**Your instructions:**
Gather all lines with "uncertainty" from the records.

━━━ Information supplied ━━━

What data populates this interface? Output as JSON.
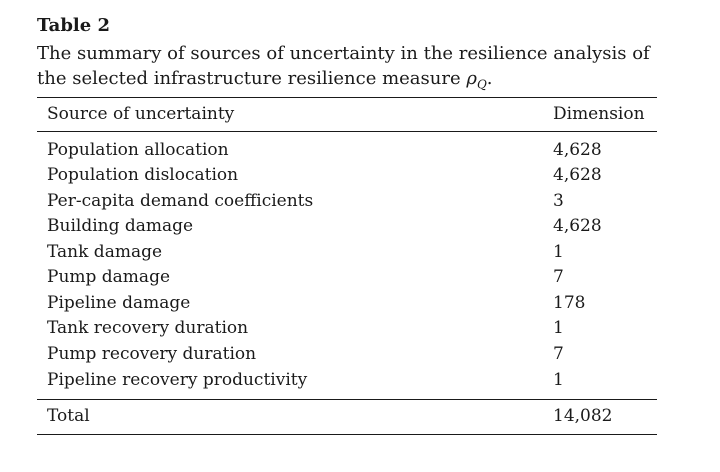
{
  "table": {
    "label": "Table 2",
    "caption_text": "The summary of sources of uncertainty in the resilience analysis of the selected infrastructure resilience measure",
    "caption_symbol": "ρ",
    "caption_subscript": "Q",
    "caption_end": ".",
    "header": {
      "source": "Source of uncertainty",
      "dimension": "Dimension"
    },
    "rows": [
      {
        "source": "Population allocation",
        "dimension": "4,628"
      },
      {
        "source": "Population dislocation",
        "dimension": "4,628"
      },
      {
        "source": "Per-capita demand coefficients",
        "dimension": "3"
      },
      {
        "source": "Building damage",
        "dimension": "4,628"
      },
      {
        "source": "Tank damage",
        "dimension": "1"
      },
      {
        "source": "Pump damage",
        "dimension": "7"
      },
      {
        "source": "Pipeline damage",
        "dimension": "178"
      },
      {
        "source": "Tank recovery duration",
        "dimension": "1"
      },
      {
        "source": "Pump recovery duration",
        "dimension": "7"
      },
      {
        "source": "Pipeline recovery productivity",
        "dimension": "1"
      }
    ],
    "total": {
      "source": "Total",
      "dimension": "14,082"
    }
  }
}
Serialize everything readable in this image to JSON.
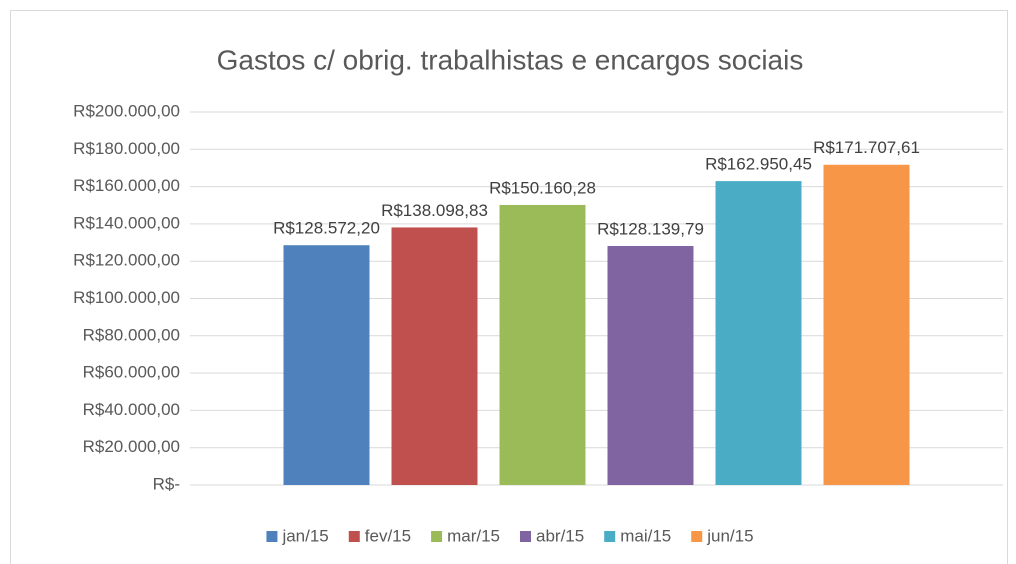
{
  "chart_data": {
    "type": "bar",
    "title": "Gastos c/ obrig. trabalhistas e encargos sociais",
    "categories": [
      "jan/15",
      "fev/15",
      "mar/15",
      "abr/15",
      "mai/15",
      "jun/15"
    ],
    "values": [
      128572.2,
      138098.83,
      150160.28,
      128139.79,
      162950.45,
      171707.61
    ],
    "value_labels": [
      "R$128.572,20",
      "R$138.098,83",
      "R$150.160,28",
      "R$128.139,79",
      "R$162.950,45",
      "R$171.707,61"
    ],
    "colors": [
      "#4f81bd",
      "#c0504d",
      "#9bbb59",
      "#8064a2",
      "#4bacc6",
      "#f79646"
    ],
    "ylim": [
      0,
      200000
    ],
    "yticks": [
      {
        "value": 0,
        "label": "R$-"
      },
      {
        "value": 20000,
        "label": "R$20.000,00"
      },
      {
        "value": 40000,
        "label": "R$40.000,00"
      },
      {
        "value": 60000,
        "label": "R$60.000,00"
      },
      {
        "value": 80000,
        "label": "R$80.000,00"
      },
      {
        "value": 100000,
        "label": "R$100.000,00"
      },
      {
        "value": 120000,
        "label": "R$120.000,00"
      },
      {
        "value": 140000,
        "label": "R$140.000,00"
      },
      {
        "value": 160000,
        "label": "R$160.000,00"
      },
      {
        "value": 180000,
        "label": "R$180.000,00"
      },
      {
        "value": 200000,
        "label": "R$200.000,00"
      }
    ],
    "grid": true,
    "legend": "bottom"
  }
}
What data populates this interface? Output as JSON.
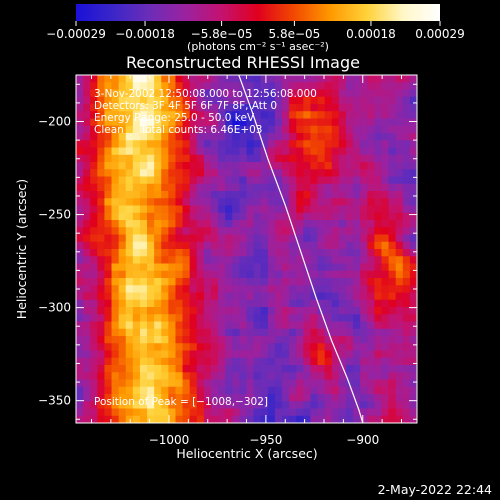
{
  "chart_data": {
    "type": "heatmap",
    "title": "Reconstructed RHESSI Image",
    "xlabel": "Heliocentric X (arcsec)",
    "ylabel": "Heliocentric Y (arcsec)",
    "xlim": [
      -1048,
      -872
    ],
    "ylim": [
      -362,
      -175
    ],
    "xticks": [
      -1000,
      -950,
      -900
    ],
    "xtick_labels": [
      "−1000",
      "−950",
      "−900"
    ],
    "yticks": [
      -200,
      -250,
      -300,
      -350
    ],
    "ytick_labels": [
      "−200",
      "−250",
      "−300",
      "−350"
    ],
    "colorbar": {
      "range": [
        -0.00029,
        0.00029
      ],
      "ticks": [
        -0.00029,
        -0.00018,
        -5.8e-05,
        5.8e-05,
        0.00018,
        0.00029
      ],
      "tick_labels": [
        "−0.00029",
        "−0.00018",
        "−5.8e−05",
        "5.8e−05",
        "0.00018",
        "0.00029"
      ],
      "unit_label": "(photons cm⁻² s⁻¹ asec⁻²)",
      "colors": [
        "#1a10d8",
        "#3a26c8",
        "#6b2db8",
        "#9a22a0",
        "#c4126f",
        "#e0001e",
        "#f24a00",
        "#ff9a00",
        "#ffd23a",
        "#fff7c8",
        "#ffffff"
      ]
    },
    "limb_curve": {
      "x": [
        -964,
        -957,
        -949,
        -940,
        -932,
        -924,
        -916,
        -908,
        -902,
        -900
      ],
      "y": [
        -175,
        -195,
        -220,
        -245,
        -270,
        -295,
        -318,
        -338,
        -355,
        -362
      ]
    },
    "annotations": [
      "3-Nov-2002 12:50:08.000 to 12:56:08.000",
      "Detectors: 3F 4F 5F 6F 7F 8F, Att 0",
      "Energy Range: 25.0 - 50.0 keV",
      "Clean     Total counts: 6.46E+03"
    ],
    "peak_label": "Position of Peak = [−1008,−302]",
    "timestamp": "2-May-2022 22:44"
  }
}
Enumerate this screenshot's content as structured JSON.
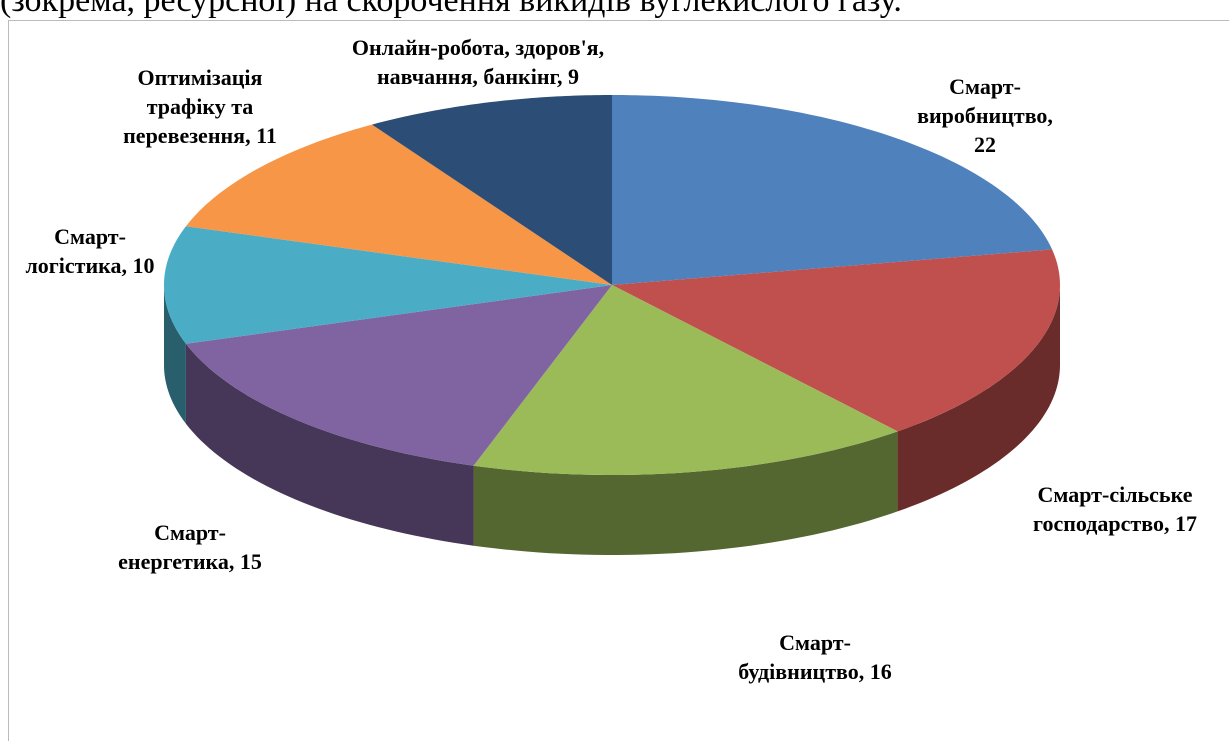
{
  "header_text": "(зокрема, ресурсної) на скорочення викидів вуглекислого газу.",
  "chart_data": {
    "type": "pie",
    "categories": [
      "Смарт-виробництво,",
      "Смарт-сільське господарство,",
      "Смарт-будівництво,",
      "Смарт-енергетика,",
      "Смарт-логістика,",
      "Оптимізація трафіку та перевезення,",
      "Онлайн-робота, здоров'я, навчання, банкінг,"
    ],
    "values": [
      22,
      17,
      16,
      15,
      10,
      11,
      9
    ],
    "colors": [
      "#4f81bd",
      "#c0504d",
      "#9bbb59",
      "#8064a2",
      "#4bacc6",
      "#f79646",
      "#2c4d75"
    ]
  }
}
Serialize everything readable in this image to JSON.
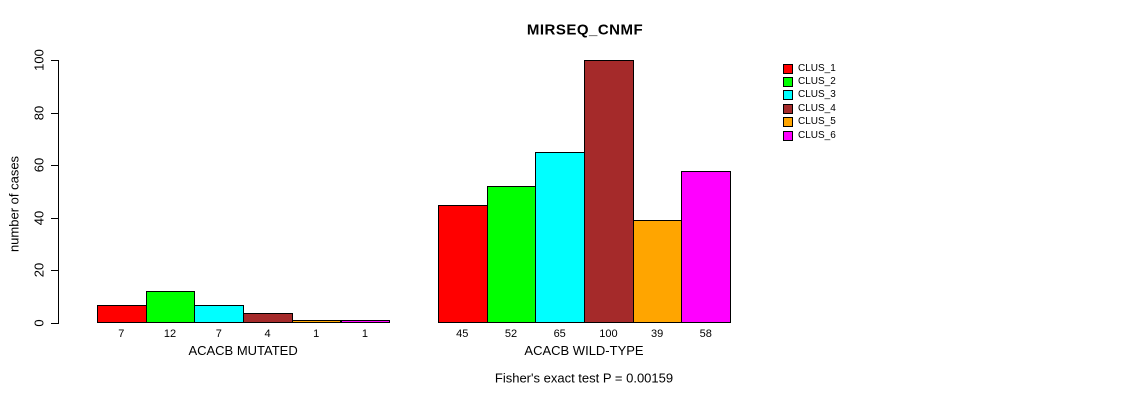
{
  "chart_data": {
    "type": "bar",
    "title": "MIRSEQ_CNMF",
    "ylabel": "number of cases",
    "ylim": [
      0,
      100
    ],
    "yticks": [
      0,
      20,
      40,
      60,
      80,
      100
    ],
    "grid": false,
    "legend_position": "right",
    "categories": [
      "ACACB MUTATED",
      "ACACB WILD-TYPE"
    ],
    "series": [
      {
        "name": "CLUS_1",
        "color": "#ff0000",
        "values": [
          7,
          45
        ]
      },
      {
        "name": "CLUS_2",
        "color": "#00ff00",
        "values": [
          12,
          52
        ]
      },
      {
        "name": "CLUS_3",
        "color": "#00ffff",
        "values": [
          7,
          65
        ]
      },
      {
        "name": "CLUS_4",
        "color": "#a52a2a",
        "values": [
          4,
          100
        ]
      },
      {
        "name": "CLUS_5",
        "color": "#ffa500",
        "values": [
          1,
          39
        ]
      },
      {
        "name": "CLUS_6",
        "color": "#ff00ff",
        "values": [
          1,
          58
        ]
      }
    ],
    "bar_labels_shown": true,
    "caption": "Fisher's exact test P = 0.00159"
  }
}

━━━

**Full output:**
    "caption_text": "The summary of sources of uncertainty in the resilience analysis of the selected infrastructure resilience measure",
      "source": "Source of uncertainty",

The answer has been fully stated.